Figure data in JSON
····················
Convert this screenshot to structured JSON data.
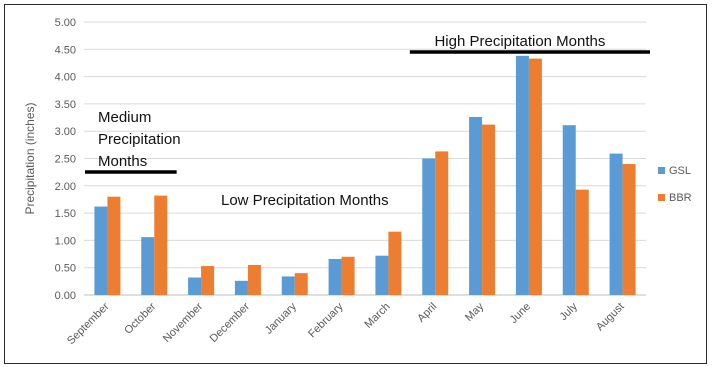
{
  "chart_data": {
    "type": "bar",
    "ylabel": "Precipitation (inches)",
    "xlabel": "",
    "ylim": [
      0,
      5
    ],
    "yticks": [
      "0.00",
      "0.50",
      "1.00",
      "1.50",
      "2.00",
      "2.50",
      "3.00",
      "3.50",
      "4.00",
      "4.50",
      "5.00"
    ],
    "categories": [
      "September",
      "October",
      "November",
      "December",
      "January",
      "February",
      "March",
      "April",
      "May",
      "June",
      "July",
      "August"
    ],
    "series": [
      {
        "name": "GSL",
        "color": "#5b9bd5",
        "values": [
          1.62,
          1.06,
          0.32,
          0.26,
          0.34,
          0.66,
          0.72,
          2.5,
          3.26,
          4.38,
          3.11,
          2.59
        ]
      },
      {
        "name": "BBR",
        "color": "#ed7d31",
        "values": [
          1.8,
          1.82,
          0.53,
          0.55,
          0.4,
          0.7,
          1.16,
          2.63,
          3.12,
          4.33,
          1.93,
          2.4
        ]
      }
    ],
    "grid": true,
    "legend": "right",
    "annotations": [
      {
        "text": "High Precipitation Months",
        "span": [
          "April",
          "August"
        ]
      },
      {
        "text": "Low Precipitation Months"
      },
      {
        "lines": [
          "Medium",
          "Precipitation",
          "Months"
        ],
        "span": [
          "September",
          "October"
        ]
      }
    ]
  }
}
····················
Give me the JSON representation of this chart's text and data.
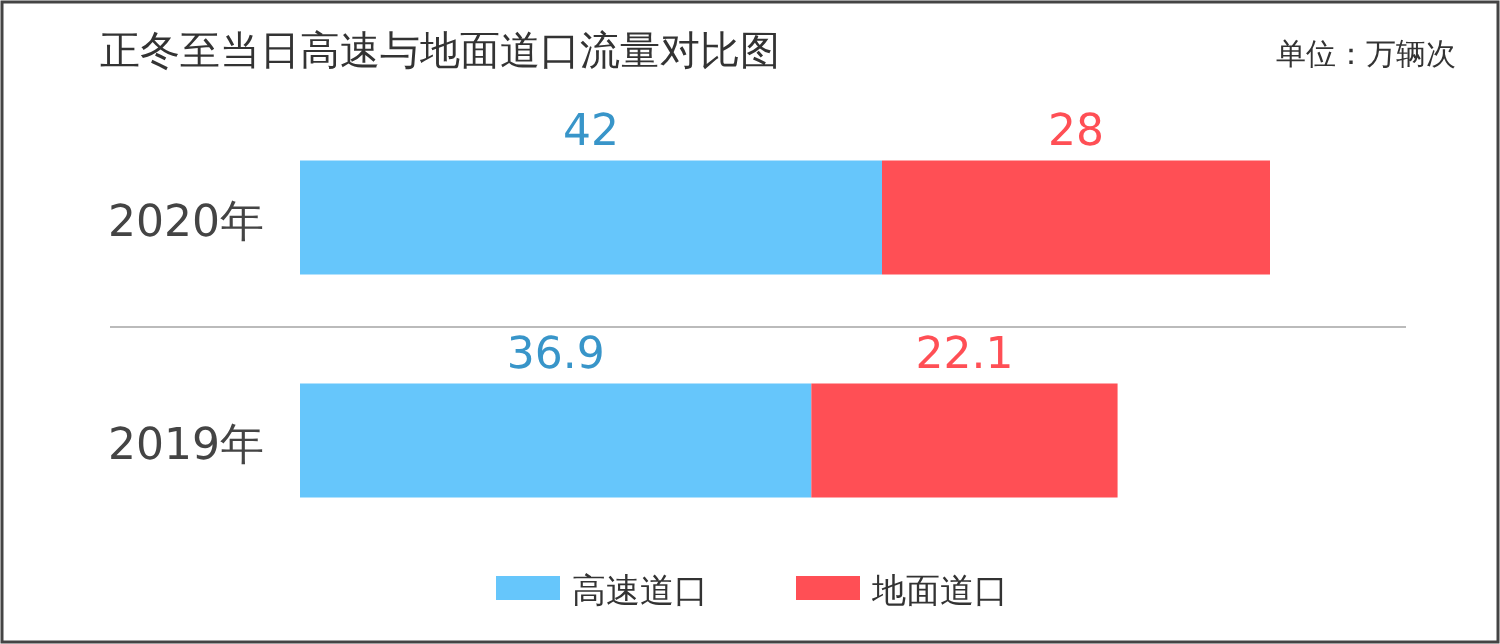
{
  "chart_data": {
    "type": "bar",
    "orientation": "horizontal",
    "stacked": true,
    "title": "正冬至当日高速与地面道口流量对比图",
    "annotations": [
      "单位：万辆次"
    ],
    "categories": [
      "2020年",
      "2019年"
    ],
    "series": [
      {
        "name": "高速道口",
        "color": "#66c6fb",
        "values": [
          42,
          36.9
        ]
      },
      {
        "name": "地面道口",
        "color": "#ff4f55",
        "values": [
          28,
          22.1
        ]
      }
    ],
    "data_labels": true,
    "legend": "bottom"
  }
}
····················
#### What to produce
Copy each line of the listing that contains the string "true".

#### In response
    "grid": true,
    "stacked": true,
    "data_labels": true,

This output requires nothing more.